- What is expected
Every line of the listing must be reproduced as it stands. Leave the images behind.
===
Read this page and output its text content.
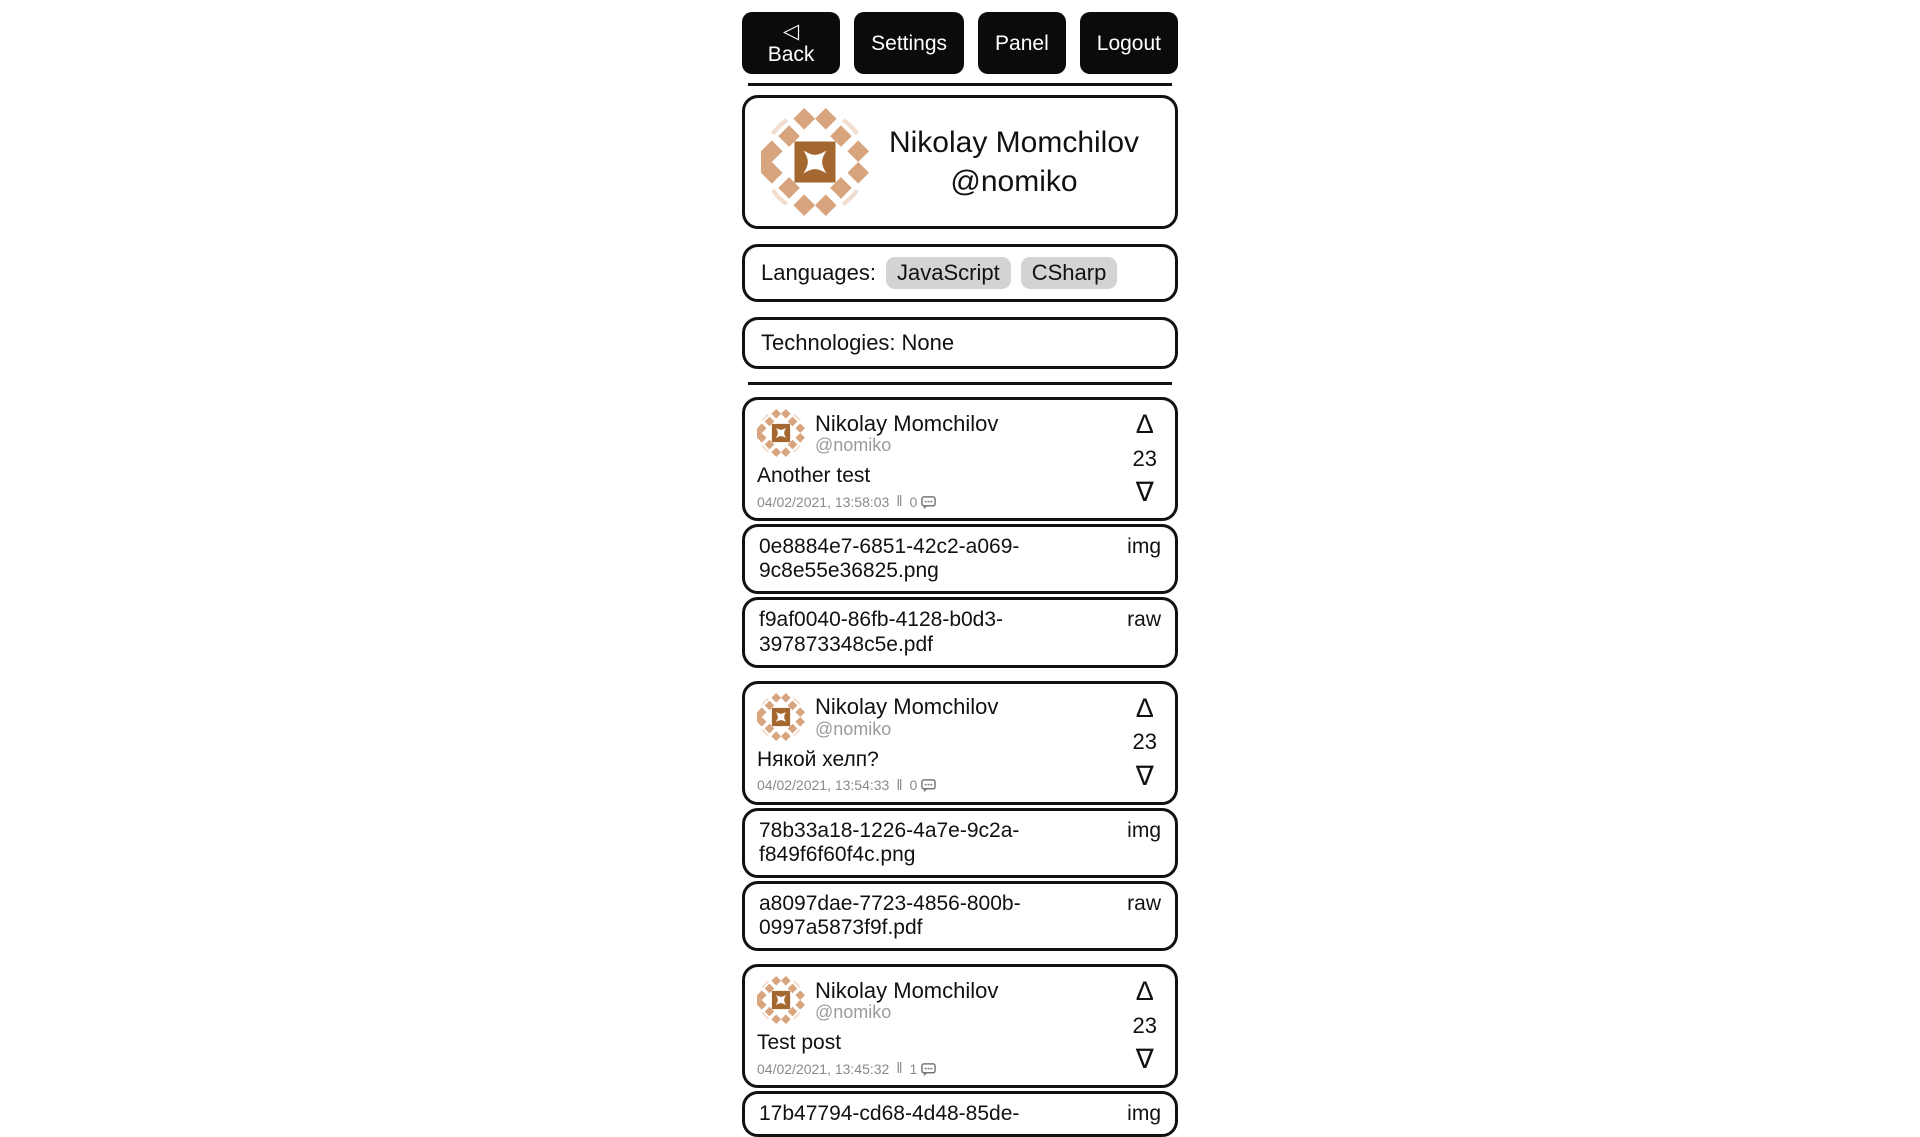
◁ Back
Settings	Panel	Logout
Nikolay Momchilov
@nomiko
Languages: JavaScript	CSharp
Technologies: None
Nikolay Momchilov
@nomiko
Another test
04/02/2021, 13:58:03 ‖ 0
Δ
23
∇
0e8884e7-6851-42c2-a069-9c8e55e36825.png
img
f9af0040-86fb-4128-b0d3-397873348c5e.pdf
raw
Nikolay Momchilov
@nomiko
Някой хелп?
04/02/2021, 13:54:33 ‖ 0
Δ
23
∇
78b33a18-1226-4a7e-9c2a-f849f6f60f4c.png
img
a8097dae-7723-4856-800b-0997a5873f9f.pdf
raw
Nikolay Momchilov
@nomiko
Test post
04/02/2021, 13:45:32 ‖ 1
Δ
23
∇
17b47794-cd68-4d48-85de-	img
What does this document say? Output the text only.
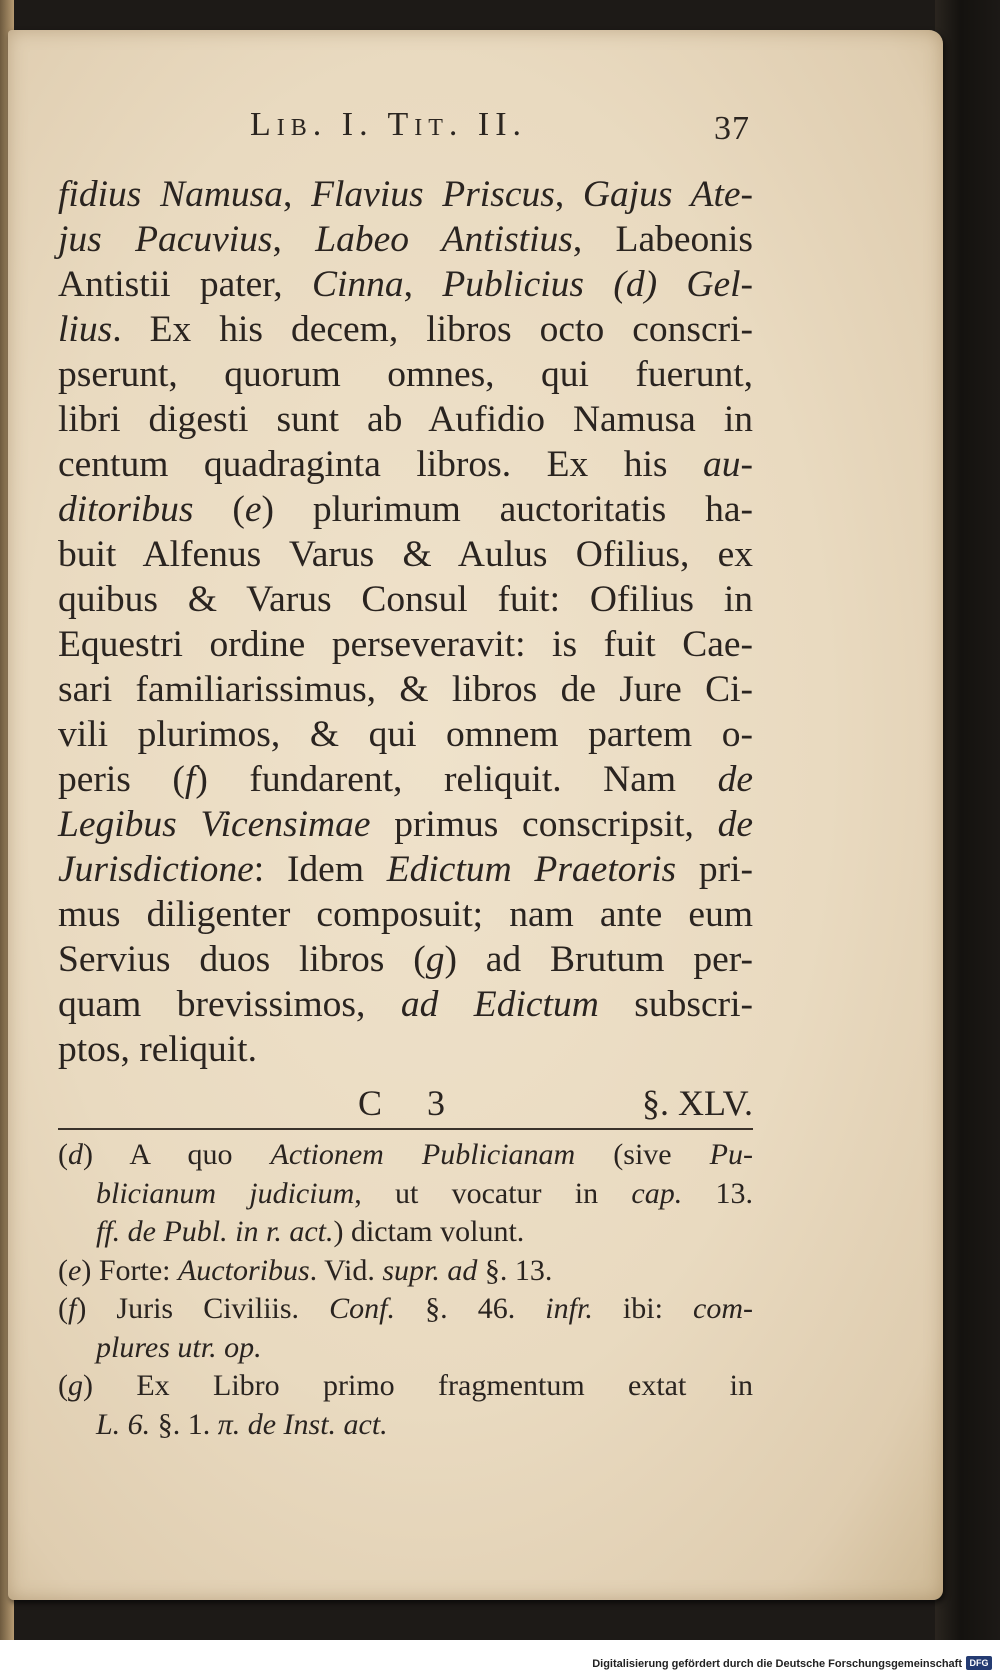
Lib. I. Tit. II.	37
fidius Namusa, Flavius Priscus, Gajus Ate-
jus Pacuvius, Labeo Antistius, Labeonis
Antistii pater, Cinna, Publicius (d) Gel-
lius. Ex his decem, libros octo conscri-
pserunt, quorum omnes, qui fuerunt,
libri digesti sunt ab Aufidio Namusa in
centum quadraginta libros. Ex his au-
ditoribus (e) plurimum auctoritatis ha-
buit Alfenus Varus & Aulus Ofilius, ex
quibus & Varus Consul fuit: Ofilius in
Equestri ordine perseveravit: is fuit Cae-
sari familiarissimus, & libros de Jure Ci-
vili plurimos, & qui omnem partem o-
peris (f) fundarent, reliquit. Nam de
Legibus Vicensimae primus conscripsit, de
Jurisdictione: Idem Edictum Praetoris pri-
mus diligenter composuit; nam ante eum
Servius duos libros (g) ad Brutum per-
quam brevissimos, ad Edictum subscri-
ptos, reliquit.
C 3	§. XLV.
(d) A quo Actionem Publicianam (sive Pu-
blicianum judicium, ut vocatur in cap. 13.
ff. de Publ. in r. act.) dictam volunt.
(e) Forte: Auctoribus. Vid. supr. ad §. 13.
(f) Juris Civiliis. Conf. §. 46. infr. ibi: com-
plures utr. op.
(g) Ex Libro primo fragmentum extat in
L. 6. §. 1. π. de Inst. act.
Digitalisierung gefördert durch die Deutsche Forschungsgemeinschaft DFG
===
- Answer to the exercise
Read this page and output its text content.
◁ Back
Settings	Panel	Logout
Nikolay Momchilov
@nomiko
Languages: JavaScript	CSharp
Technologies: None
Nikolay Momchilov
@nomiko
Another test
04/02/2021, 13:58:03 ‖ 0
Δ
23
∇
0e8884e7-6851-42c2-a069-9c8e55e36825.png
img
f9af0040-86fb-4128-b0d3-397873348c5e.pdf
raw
Nikolay Momchilov
@nomiko
Някой хелп?
04/02/2021, 13:54:33 ‖ 0
Δ
23
∇
78b33a18-1226-4a7e-9c2a-f849f6f60f4c.png
img
a8097dae-7723-4856-800b-0997a5873f9f.pdf
raw
Nikolay Momchilov
@nomiko
Test post
04/02/2021, 13:45:32 ‖ 1
Δ
23
∇
17b47794-cd68-4d48-85de-	img
What does this document say? Output the text only.
Lib. I. Tit. II.	37
fidius Namusa, Flavius Priscus, Gajus Ate-
jus Pacuvius, Labeo Antistius, Labeonis
Antistii pater, Cinna, Publicius (d) Gel-
lius. Ex his decem, libros octo conscri-
pserunt, quorum omnes, qui fuerunt,
libri digesti sunt ab Aufidio Namusa in
centum quadraginta libros. Ex his au-
ditoribus (e) plurimum auctoritatis ha-
buit Alfenus Varus & Aulus Ofilius, ex
quibus & Varus Consul fuit: Ofilius in
Equestri ordine perseveravit: is fuit Cae-
sari familiarissimus, & libros de Jure Ci-
vili plurimos, & qui omnem partem o-
peris (f) fundarent, reliquit. Nam de
Legibus Vicensimae primus conscripsit, de
Jurisdictione: Idem Edictum Praetoris pri-
mus diligenter composuit; nam ante eum
Servius duos libros (g) ad Brutum per-
quam brevissimos, ad Edictum subscri-
ptos, reliquit.
C 3	§. XLV.
(d) A quo Actionem Publicianam (sive Pu-
blicianum judicium, ut vocatur in cap. 13.
ff. de Publ. in r. act.) dictam volunt.
(e) Forte: Auctoribus. Vid. supr. ad §. 13.
(f) Juris Civiliis. Conf. §. 46. infr. ibi: com-
plures utr. op.
(g) Ex Libro primo fragmentum extat in
L. 6. §. 1. π. de Inst. act.
Digitalisierung gefördert durch die Deutsche Forschungsgemeinschaft DFG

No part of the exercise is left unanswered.